§ **Information provided**:
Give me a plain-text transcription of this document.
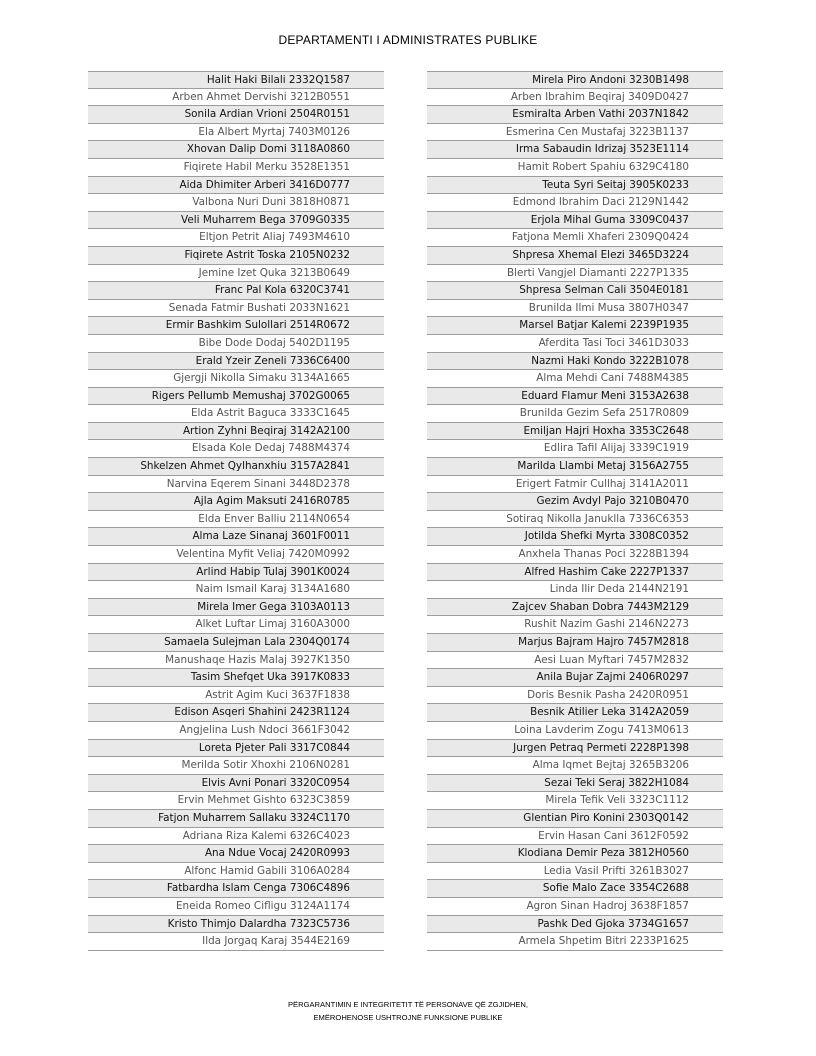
DEPARTAMENTI I ADMINISTRATES PUBLIKE
Halit Haki Bilali 2332Q1587
Arben Ahmet Dervishi 3212B0551
Sonila Ardian Vrioni 2504R0151
Ela Albert Myrtaj 7403M0126
Xhovan Dalip Domi 3118A0860
Fiqirete Habil Merku 3528E1351
Aida Dhimiter Arberi 3416D0777
Valbona Nuri Duni 3818H0871
Veli Muharrem Bega 3709G0335
Eltjon Petrit Aliaj 7493M4610
Fiqirete Astrit Toska 2105N0232
Jemine Izet Quka 3213B0649
Franc Pal Kola 6320C3741
Senada Fatmir Bushati 2033N1621
Ermir Bashkim Sulollari 2514R0672
Bibe Dode Dodaj 5402D1195
Erald Yzeir Zeneli 7336C6400
Gjergji Nikolla Simaku 3134A1665
Rigers Pellumb Memushaj 3702G0065
Elda Astrit Baguca 3333C1645
Artion Zyhni Beqiraj 3142A2100
Elsada Kole Dedaj 7488M4374
Shkelzen Ahmet Qylhanxhiu 3157A2841
Narvina Eqerem Sinani 3448D2378
Ajla Agim Maksuti 2416R0785
Elda Enver Balliu 2114N0654
Alma Laze Sinanaj 3601F0011
Velentina Myfit Veliaj 7420M0992
Arlind Habip Tulaj 3901K0024
Naim Ismail Karaj 3134A1680
Mirela Imer Gega 3103A0113
Alket Luftar Limaj 3160A3000
Samaela Sulejman Lala 2304Q0174
Manushaqe Hazis Malaj 3927K1350
Tasim Shefqet Uka 3917K0833
Astrit Agim Kuci 3637F1838
Edison Asqeri Shahini 2423R1124
Angjelina Lush Ndoci 3661F3042
Loreta Pjeter Pali 3317C0844
Merilda Sotir Xhoxhi 2106N0281
Elvis Avni Ponari 3320C0954
Ervin Mehmet Gishto 6323C3859
Fatjon Muharrem Sallaku 3324C1170
Adriana Riza Kalemi 6326C4023
Ana Ndue Vocaj 2420R0993
Alfonc Hamid Gabili 3106A0284
Fatbardha Islam Cenga 7306C4896
Eneida Romeo Cifligu 3124A1174
Kristo Thimjo Dalardha 7323C5736
Ilda Jorgaq Karaj 3544E2169
Mirela Piro Andoni 3230B1498
Arben Ibrahim Beqiraj 3409D0427
Esmiralta Arben Vathi 2037N1842
Esmerina Cen Mustafaj 3223B1137
Irma Sabaudin Idrizaj 3523E1114
Hamit Robert Spahiu 6329C4180
Teuta Syri Seitaj 3905K0233
Edmond Ibrahim Daci 2129N1442
Erjola Mihal Guma 3309C0437
Fatjona Memli Xhaferi 2309Q0424
Shpresa Xhemal Elezi 3465D3224
Blerti Vangjel Diamanti 2227P1335
Shpresa Selman Cali 3504E0181
Brunilda Ilmi Musa 3807H0347
Marsel Batjar Kalemi 2239P1935
Aferdita Tasi Toci 3461D3033
Nazmi Haki Kondo 3222B1078
Alma Mehdi Cani 7488M4385
Eduard Flamur Meni 3153A2638
Brunilda Gezim Sefa 2517R0809
Emiljan Hajri Hoxha 3353C2648
Edlira Tafil Alijaj 3339C1919
Marilda Llambi Metaj 3156A2755
Erigert Fatmir Cullhaj 3141A2011
Gezim Avdyl Pajo 3210B0470
Sotiraq Nikolla Januklla 7336C6353
Jotilda Shefki Myrta 3308C0352
Anxhela Thanas Poci 3228B1394
Alfred Hashim Cake 2227P1337
Linda Ilir Deda 2144N2191
Zajcev Shaban Dobra 7443M2129
Rushit Nazim Gashi 2146N2273
Marjus Bajram Hajro 7457M2818
Aesi Luan Myftari 7457M2832
Anila Bujar Zajmi 2406R0297
Doris Besnik Pasha 2420R0951
Besnik Atilier Leka 3142A2059
Loina Lavderim Zogu 7413M0613
Jurgen Petraq Permeti 2228P1398
Alma Iqmet Bejtaj 3265B3206
Sezai Teki Seraj 3822H1084
Mirela Tefik Veli 3323C1112
Glentian Piro Konini 2303Q0142
Ervin Hasan Cani 3612F0592
Klodiana Demir Peza 3812H0560
Ledia Vasil Prifti 3261B3027
Sofie Malo Zace 3354C2688
Agron Sinan Hadroj 3638F1857
Pashk Ded Gjoka 3734G1657
Armela Shpetim Bitri 2233P1625
PËRGARANTIMIN E INTEGRITETIT TË PERSONAVE QË ZGJIDHEN,
EMËROHENOSE USHTROJNË FUNKSIONE PUBLIKE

§ **What is required**: List each line holding the string "Ibrahim".

§ **Task output**:
Arben Ibrahim Beqiraj 3409D0427
Edmond Ibrahim Daci 2129N1442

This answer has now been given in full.